アミノ酸と通知表とライティング・ゼミ
*この記事は、「ライティング・ゼミ」にご参加のお客様に書いていただいたものです。
人生を変えるライティング教室「天狼院ライティング・ゼミ」〜なぜ受講生が書いた記事が次々にバズを起こせるのか?賞を取れるのか?プロも通うのか?〜
記事:道上 香織(ライティング・ゼミ4月コース)
「わたしは誰で、何を語る?」
2022年の4月に以前から気になっていたゼミに申し込んだ時点から4ヶ月間、念頭に取り組みました。
そのゼミは、隔週で講義を受け、毎週決められた時間までに規定の文字数の文章を書き提出するもので、文章に課題はありません。
毎回講師の方がフィードバックしてくださり、コンテンツとして成立したら、ウェブサイトに掲載してもらえるのです。
なんと、最初に提出したコラムが運良くコンテンツとして認められ、ウエブサイトに掲載してもらえました。
「わたしのような頭も思考もカチコチ筋肉な人間でもこんな評価をいただく事ができるなんて!」と天にも登る気持ちになりました。
そこから書く事が楽しくなりました。
誰かに評価してもらえる事がこんなにもモチベーションになる感覚を久しぶりに味わいました。学生時代のそれは「通知表」、会社員時代のそれは「査定」として自分の立ち位置を確認していたあの感覚です。
おひとりさま仕事を始めてからはそれは「売り上げ」と言うシビアな価値で評価されてはいますが、言葉でもらうフィードバックはどれほど気持ちに響くことかと改めて感じました。
そして、毎回提出する毎に如何にコンテンツにする事が難しいかを痛感し、ある時はもがきながら、ある時はノリノリで余裕を持って、はたまたある時は夢にも見たりしながら課題に取り組んでいきました。
開始から2ヶ月経ち、折り返しを迎えた頃に当初の「わたしは誰で、何を語る」のブレがやってきました。
ネタ切れも相まって、悶々と締め切りを迎える事が多くなってきました。
「何を書こうか」というより
「提出しなきゃお金がもったいない」とか、
「他の方はうまく書けて、いつも評価されて羨ましい」とか、
「こう書けば講師の良い評価を得られるに違いない」など
楽しかったはずの書く事が、違う動機になりはじめていました。
評価をほしいがために、誰のために何を書くかが分からない……。
「あれ?
わたし、書く事にちょっと自信持って好きになって、少し上手になっていたじゃん!
※ ※ ※
:: 取り組む課題 ::
(a) ライティング・ゼミの文章のうち、「そして、毎回提出する毎に如何」で始まり「ネタ切れも相まって、悶々と締め切りを迎える事が多くなってきました。」までの部分を、一字も変えずに返してください。
(b) ライティング・ゼミの文章で、筆者が書く事を楽しいと感じるようになった理由を、文章に書かれている内容に沿って説明してください。
(c) ライティング・ゼミの文章の続きを、最後の文の後から書いてください。

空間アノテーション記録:
※ ※ ※
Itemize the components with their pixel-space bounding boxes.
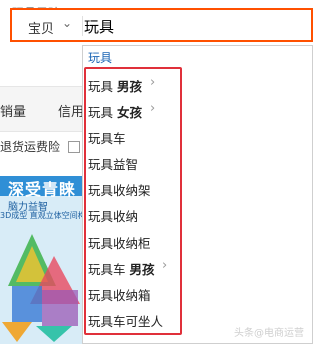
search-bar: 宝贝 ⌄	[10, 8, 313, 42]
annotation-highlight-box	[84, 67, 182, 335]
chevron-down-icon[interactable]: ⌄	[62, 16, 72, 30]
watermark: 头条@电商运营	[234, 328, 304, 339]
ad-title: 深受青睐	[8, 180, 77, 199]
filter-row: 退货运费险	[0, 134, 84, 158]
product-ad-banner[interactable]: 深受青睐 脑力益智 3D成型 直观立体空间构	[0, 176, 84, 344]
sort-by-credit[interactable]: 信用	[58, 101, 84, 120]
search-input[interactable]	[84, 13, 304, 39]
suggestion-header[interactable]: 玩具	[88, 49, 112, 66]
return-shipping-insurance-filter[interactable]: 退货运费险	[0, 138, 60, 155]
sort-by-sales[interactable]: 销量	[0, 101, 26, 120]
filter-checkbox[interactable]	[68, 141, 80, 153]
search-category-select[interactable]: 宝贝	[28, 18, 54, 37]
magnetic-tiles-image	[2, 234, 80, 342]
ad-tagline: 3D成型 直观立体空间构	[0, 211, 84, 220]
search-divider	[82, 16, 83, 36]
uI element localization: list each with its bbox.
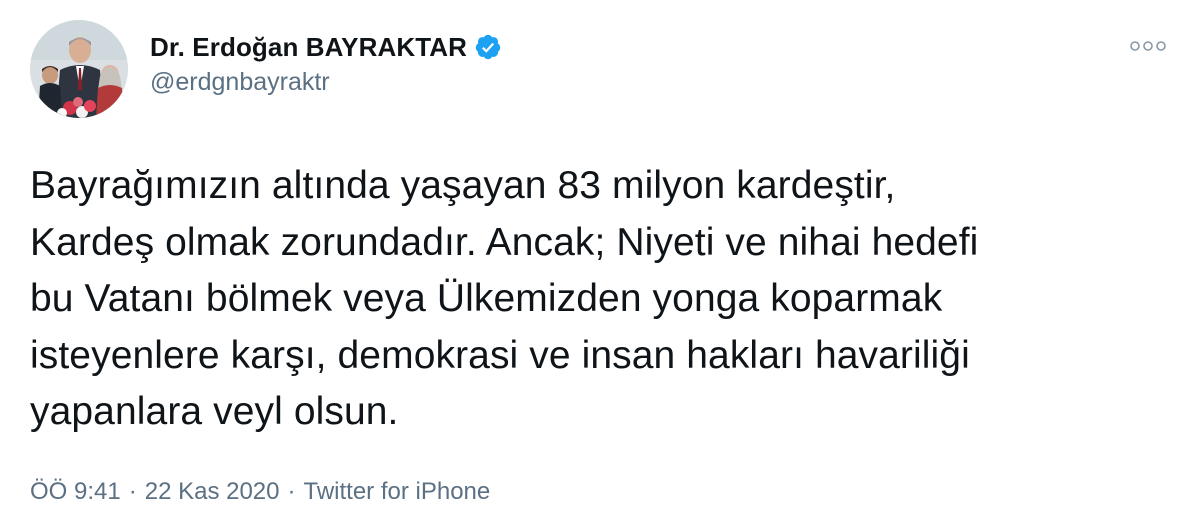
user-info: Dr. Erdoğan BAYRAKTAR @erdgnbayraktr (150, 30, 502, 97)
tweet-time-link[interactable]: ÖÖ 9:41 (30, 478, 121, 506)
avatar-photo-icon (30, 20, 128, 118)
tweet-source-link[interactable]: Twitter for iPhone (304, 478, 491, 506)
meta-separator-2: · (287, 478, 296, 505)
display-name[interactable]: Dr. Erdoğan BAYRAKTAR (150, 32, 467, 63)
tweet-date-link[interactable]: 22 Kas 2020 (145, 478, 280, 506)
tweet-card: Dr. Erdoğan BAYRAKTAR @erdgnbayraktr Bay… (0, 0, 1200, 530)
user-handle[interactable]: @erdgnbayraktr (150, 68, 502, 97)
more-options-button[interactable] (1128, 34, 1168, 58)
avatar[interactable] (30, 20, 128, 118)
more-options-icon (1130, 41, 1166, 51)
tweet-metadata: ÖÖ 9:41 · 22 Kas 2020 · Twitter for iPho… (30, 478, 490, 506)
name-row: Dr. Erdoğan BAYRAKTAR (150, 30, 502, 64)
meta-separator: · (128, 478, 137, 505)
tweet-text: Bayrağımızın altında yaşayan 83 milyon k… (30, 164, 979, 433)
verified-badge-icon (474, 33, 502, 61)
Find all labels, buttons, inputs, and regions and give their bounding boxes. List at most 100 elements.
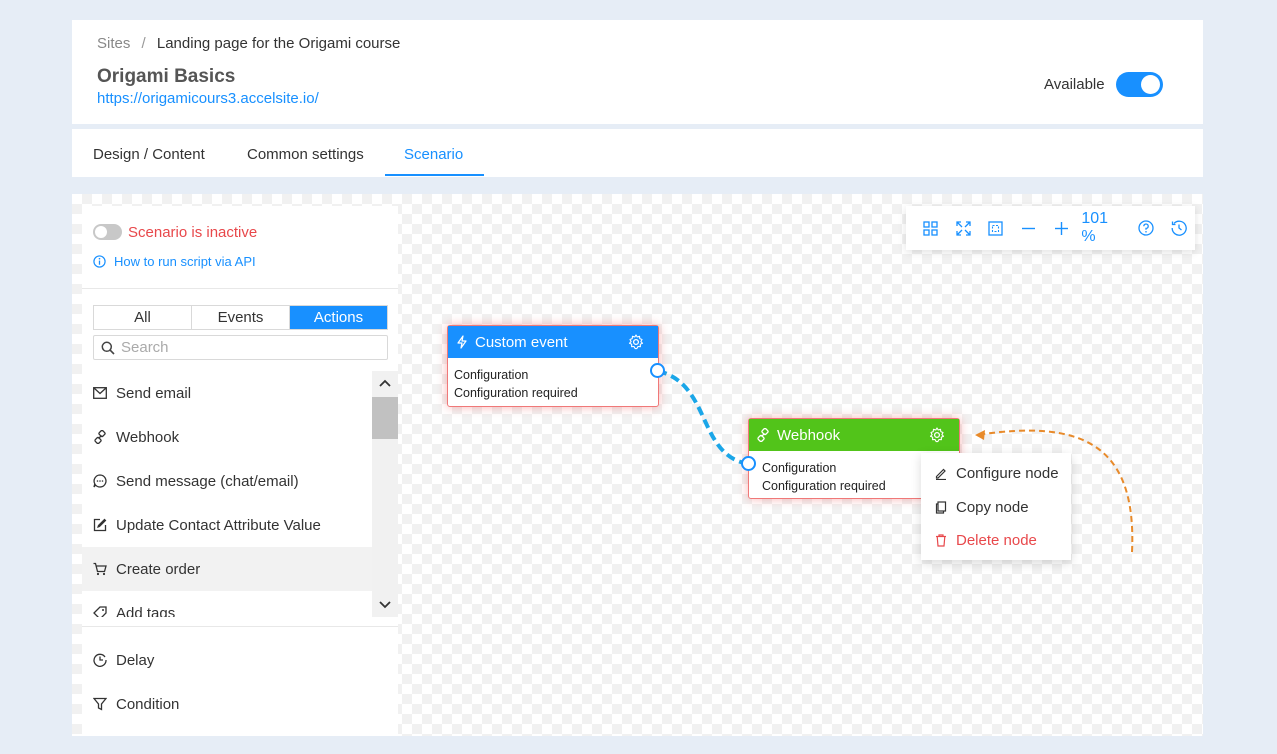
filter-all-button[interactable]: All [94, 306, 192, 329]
※ ※ ※
:: 課題の解答 ::
(a)
そして、毎回提出する毎に如何にコンテンツにする事が難しいかを痛感し、ある時はもがきながら、ある時はノリノリで余裕を持って、はたまたある時は夢にも見たりしながら課題に取り組んでいきました。
開始から2ヶ月経ち、折り返しを迎えた頃に当初の「わたしは誰で、何を語る」のブレがやってきました。
ネタ切れも相まって、悶々と締め切りを迎える事が多くなってきました。

(b) 最初に提出したコラムがコンテンツとして認められ、ウェブサイトに掲載されたからです。評価をもらえたことで天にも登る気持ちになり、そこから書く事が楽しくなりました。

(c)
でも、どうして、こんなにうまくいかないのだろう?
やっぱり私ってヘタッピなの?」
と落ち込みまくりました。
そんなある日、親しい先輩が「メンタルモデル紐解きセッション」のモニターを募ると言うので、受けてみることにしました。
「いつも繰り返されてしまうパターン、今起きている残念な出来事、モヤモヤ」を聞きながら、それがどのような信念(メンタルモデル)から来ているのかを紐解いていくと言うものです。
聞き役は先輩、わたしは質問に答えながら、その信念を探して行きます。
まさに今起きている残念な出来事が、「評価をほしいがために、誰のために何を書くかが分からない……」だったので、深掘りすることにしました。
「じゃあ、はじめますね。いつも繰り返されてしまうパターンって何かありますか?」
「忘れ物がひどいんです。
昨日はトライアスロンの練習会があったのですが、長丁場なので、補給用のアミノ酸を用意したにも関わらず、バッグにしまい忘れて、アミノ酸がないまま練習しました」
「それで結果はどうたったの?」
「いや、それがなくてもバテずに練習できたんですよね」
「じゃあなぜそれを持って行こうと思ったの?」
と言うように、忘れ物の癖から、なぜその行動をとったのか、その時の気持ちをやりとりしながら、どんどん掘り下げていくと……
「誰かの期待を上回らないとダメ」
と言う信念が見つかりました。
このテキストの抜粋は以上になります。